**WRITTEN REQUEST**
The records below are to be copied word for word, with every picture left out.

**WORKING DATA**
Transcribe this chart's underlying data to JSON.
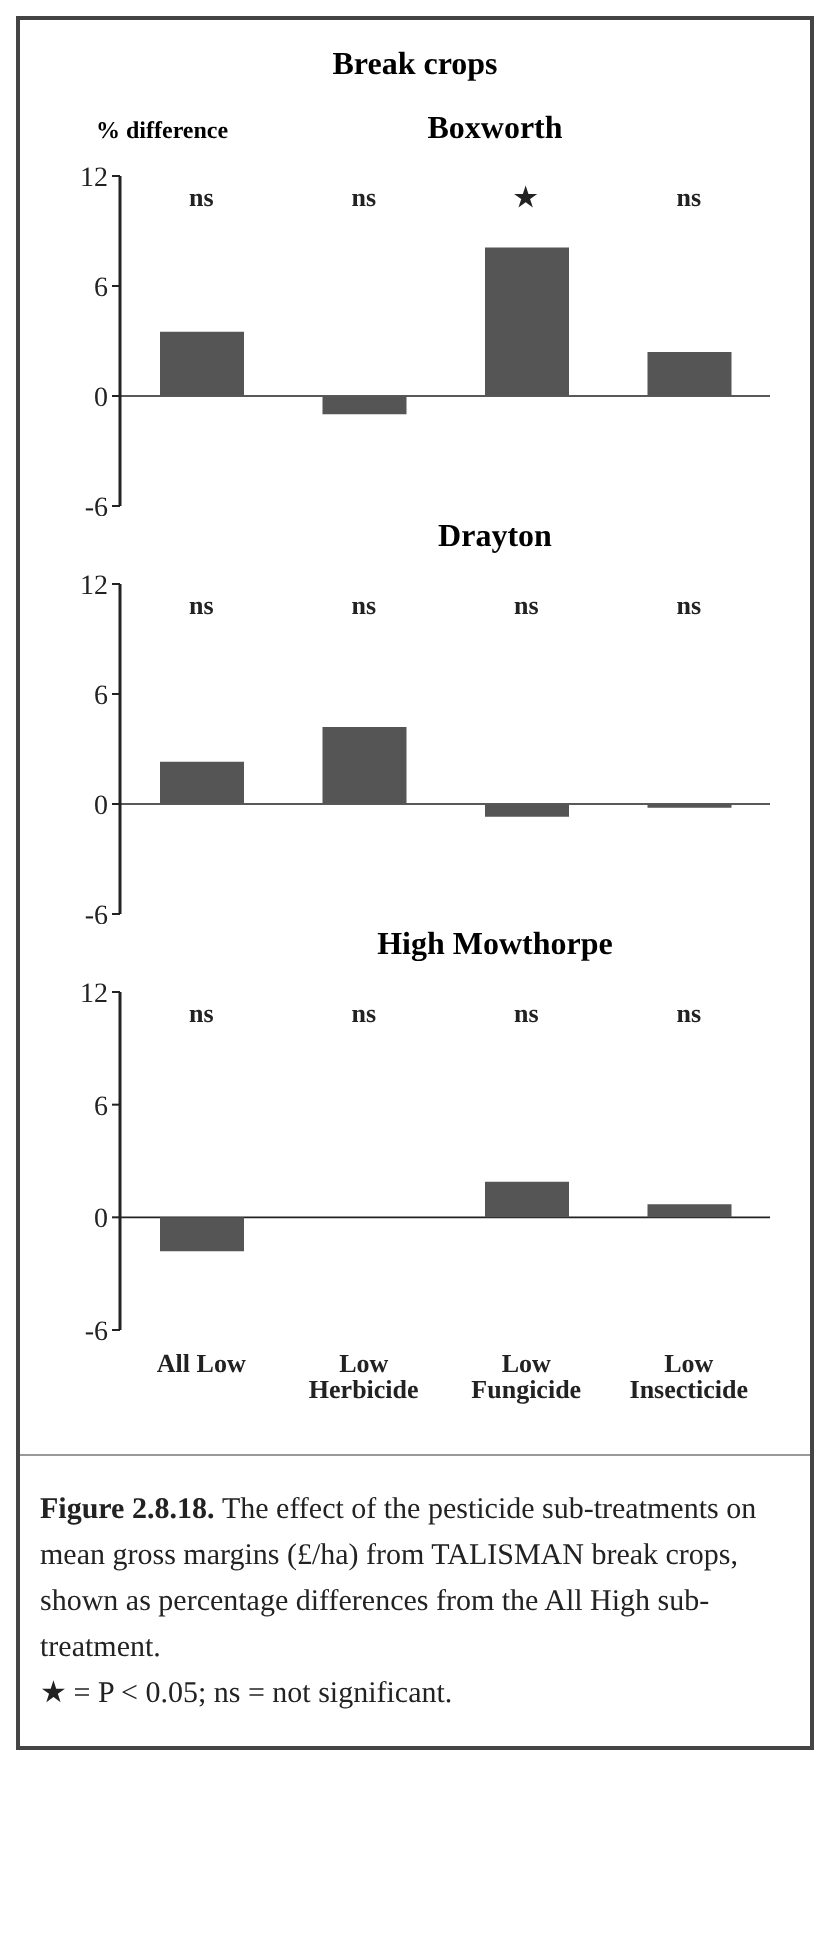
{
  "chart_data": [
    {
      "type": "bar",
      "title": "Break crops",
      "subtitle": "Boxworth",
      "ylabel": "% difference",
      "categories": [
        null,
        null,
        null,
        null
      ],
      "values": [
        3.5,
        -1.0,
        8.1,
        2.4
      ],
      "color": "#555555",
      "ylim": [
        -6,
        12
      ],
      "yticks": [
        -6,
        0,
        6,
        12
      ],
      "legend": false,
      "tick_labels": "y",
      "ref_lines": [
        {
          "axis": "y",
          "value": 0
        }
      ],
      "annotations": [
        "ns",
        "ns",
        "★",
        "ns"
      ]
    },
    {
      "type": "bar",
      "title": "Drayton",
      "categories": [
        null,
        null,
        null,
        null
      ],
      "values": [
        2.3,
        4.2,
        -0.7,
        -0.2
      ],
      "color": "#555555",
      "ylim": [
        -6,
        12
      ],
      "yticks": [
        -6,
        0,
        6,
        12
      ],
      "legend": false,
      "tick_labels": "y",
      "ref_lines": [
        {
          "axis": "y",
          "value": 0
        }
      ],
      "annotations": [
        "ns",
        "ns",
        "ns",
        "ns"
      ]
    },
    {
      "type": "bar",
      "title": "High Mowthorpe",
      "categories": [
        "All Low",
        "Low Herbicide",
        "Low Fungicide",
        "Low Insecticide"
      ],
      "values": [
        -1.8,
        0,
        1.9,
        0.7
      ],
      "color": "#555555",
      "ylim": [
        -6,
        12
      ],
      "yticks": [
        -6,
        0,
        6,
        12
      ],
      "legend": false,
      "ref_lines": [
        {
          "axis": "y",
          "value": 0
        }
      ],
      "annotations": [
        "ns",
        "ns",
        "ns",
        "ns",
        "Figure 2.8.18.",
        "The effect of the pesticide sub-treatments on mean gross margins (£/ha) from TALISMAN break crops, shown as percentage differences from the All High sub-treatment.",
        "★ = P < 0.05; ns = not significant."
      ]
    }
  ]
}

**WRITTEN ANSWER**
Transcribe this chart's underlying data to JSON.
{
  "chart_data": [
    {
      "type": "bar",
      "title": "Break crops",
      "subtitle": "Boxworth",
      "ylabel": "% difference",
      "categories": [
        null,
        null,
        null,
        null
      ],
      "values": [
        3.5,
        -1.0,
        8.1,
        2.4
      ],
      "color": "#555555",
      "ylim": [
        -6,
        12
      ],
      "yticks": [
        -6,
        0,
        6,
        12
      ],
      "legend": false,
      "tick_labels": "y",
      "ref_lines": [
        {
          "axis": "y",
          "value": 0
        }
      ],
      "annotations": [
        "ns",
        "ns",
        "★",
        "ns"
      ]
    },
    {
      "type": "bar",
      "title": "Drayton",
      "categories": [
        null,
        null,
        null,
        null
      ],
      "values": [
        2.3,
        4.2,
        -0.7,
        -0.2
      ],
      "color": "#555555",
      "ylim": [
        -6,
        12
      ],
      "yticks": [
        -6,
        0,
        6,
        12
      ],
      "legend": false,
      "tick_labels": "y",
      "ref_lines": [
        {
          "axis": "y",
          "value": 0
        }
      ],
      "annotations": [
        "ns",
        "ns",
        "ns",
        "ns"
      ]
    },
    {
      "type": "bar",
      "title": "High Mowthorpe",
      "categories": [
        "All Low",
        "Low Herbicide",
        "Low Fungicide",
        "Low Insecticide"
      ],
      "values": [
        -1.8,
        0,
        1.9,
        0.7
      ],
      "color": "#555555",
      "ylim": [
        -6,
        12
      ],
      "yticks": [
        -6,
        0,
        6,
        12
      ],
      "legend": false,
      "ref_lines": [
        {
          "axis": "y",
          "value": 0
        }
      ],
      "annotations": [
        "ns",
        "ns",
        "ns",
        "ns",
        "Figure 2.8.18.",
        "The effect of the pesticide sub-treatments on mean gross margins (£/ha) from TALISMAN break crops, shown as percentage differences from the All High sub-treatment.",
        "★ = P < 0.05; ns = not significant."
      ]
    }
  ]
}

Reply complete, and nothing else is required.